## INSTRUCTIONS FOR THE TASK
Find every line with "detached" in it, then report how many there are and nothing more.

## DATA LINES
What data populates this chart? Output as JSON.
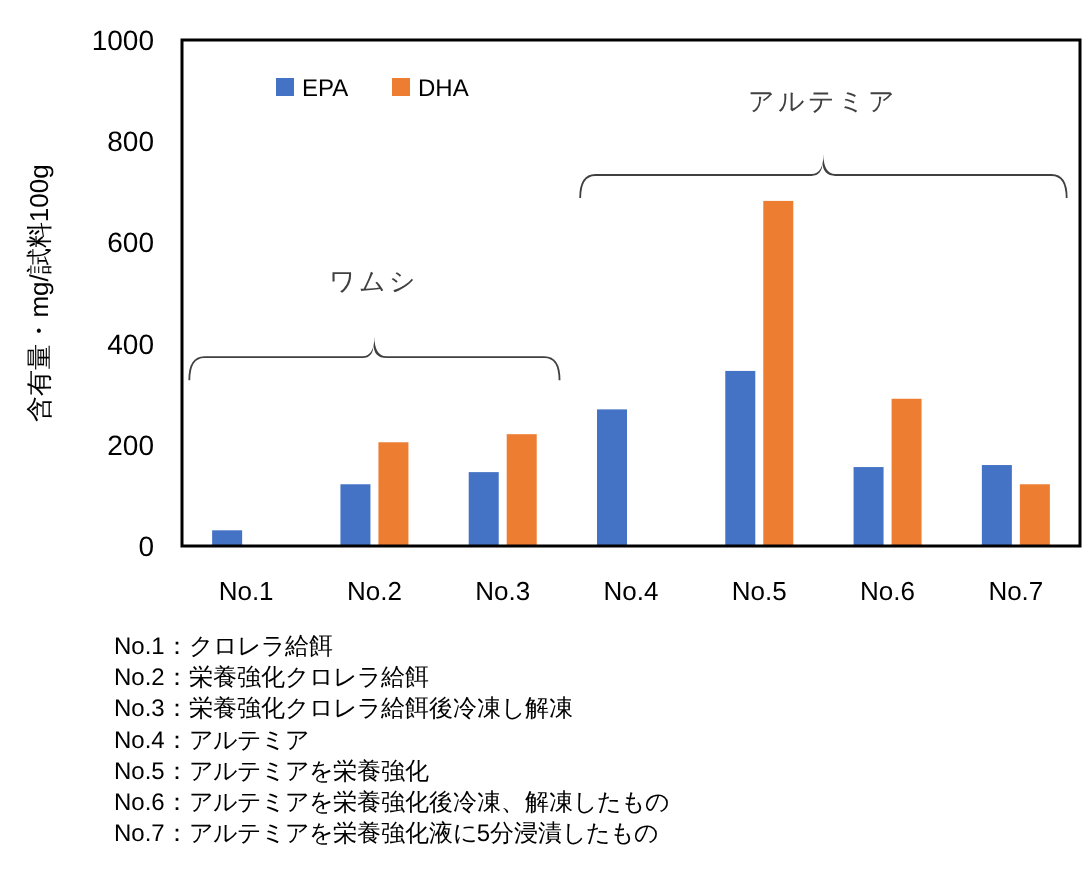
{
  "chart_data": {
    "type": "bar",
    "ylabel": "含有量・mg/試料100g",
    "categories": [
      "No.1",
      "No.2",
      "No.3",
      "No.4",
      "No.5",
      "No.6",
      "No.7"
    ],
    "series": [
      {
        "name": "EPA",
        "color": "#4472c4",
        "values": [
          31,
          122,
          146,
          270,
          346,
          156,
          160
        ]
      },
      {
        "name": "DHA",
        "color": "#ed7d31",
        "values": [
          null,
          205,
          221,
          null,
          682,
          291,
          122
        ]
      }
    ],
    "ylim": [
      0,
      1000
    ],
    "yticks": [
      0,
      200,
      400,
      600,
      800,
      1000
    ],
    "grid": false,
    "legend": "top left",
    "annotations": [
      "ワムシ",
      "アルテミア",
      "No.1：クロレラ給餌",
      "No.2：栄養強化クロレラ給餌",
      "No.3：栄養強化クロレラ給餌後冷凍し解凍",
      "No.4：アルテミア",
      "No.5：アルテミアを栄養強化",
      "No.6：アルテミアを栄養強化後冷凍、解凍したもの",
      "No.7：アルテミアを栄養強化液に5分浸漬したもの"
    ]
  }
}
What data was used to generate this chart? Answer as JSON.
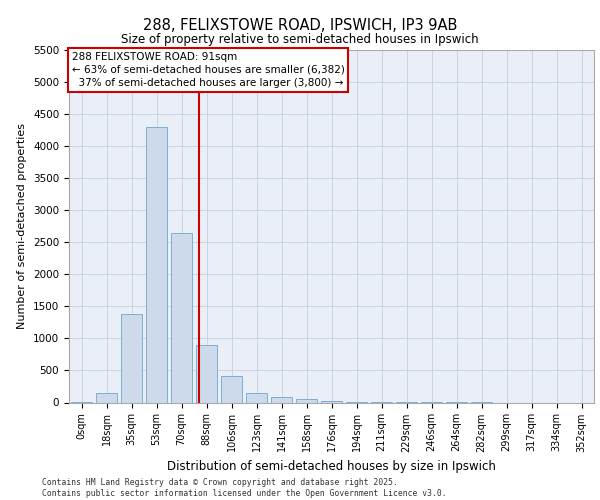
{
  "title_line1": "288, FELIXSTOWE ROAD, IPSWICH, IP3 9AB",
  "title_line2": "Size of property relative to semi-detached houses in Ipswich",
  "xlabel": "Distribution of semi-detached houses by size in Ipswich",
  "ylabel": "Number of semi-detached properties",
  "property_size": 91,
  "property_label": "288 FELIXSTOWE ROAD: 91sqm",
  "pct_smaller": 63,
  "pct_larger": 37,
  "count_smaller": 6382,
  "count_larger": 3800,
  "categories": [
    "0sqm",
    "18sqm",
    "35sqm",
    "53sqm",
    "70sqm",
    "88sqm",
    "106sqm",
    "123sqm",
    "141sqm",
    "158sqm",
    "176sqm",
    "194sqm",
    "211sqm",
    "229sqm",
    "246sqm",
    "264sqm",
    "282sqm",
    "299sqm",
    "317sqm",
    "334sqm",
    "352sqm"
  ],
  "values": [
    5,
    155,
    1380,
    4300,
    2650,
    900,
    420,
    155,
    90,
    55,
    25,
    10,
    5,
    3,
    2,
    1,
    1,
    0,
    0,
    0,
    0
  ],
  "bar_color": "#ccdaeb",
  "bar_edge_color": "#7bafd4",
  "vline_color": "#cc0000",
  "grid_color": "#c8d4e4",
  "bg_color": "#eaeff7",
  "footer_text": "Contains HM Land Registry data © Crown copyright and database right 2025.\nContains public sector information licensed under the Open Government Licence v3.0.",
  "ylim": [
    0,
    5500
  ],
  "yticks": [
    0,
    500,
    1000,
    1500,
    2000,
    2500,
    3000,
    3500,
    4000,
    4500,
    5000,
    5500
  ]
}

## SOLVED EXERCISE
3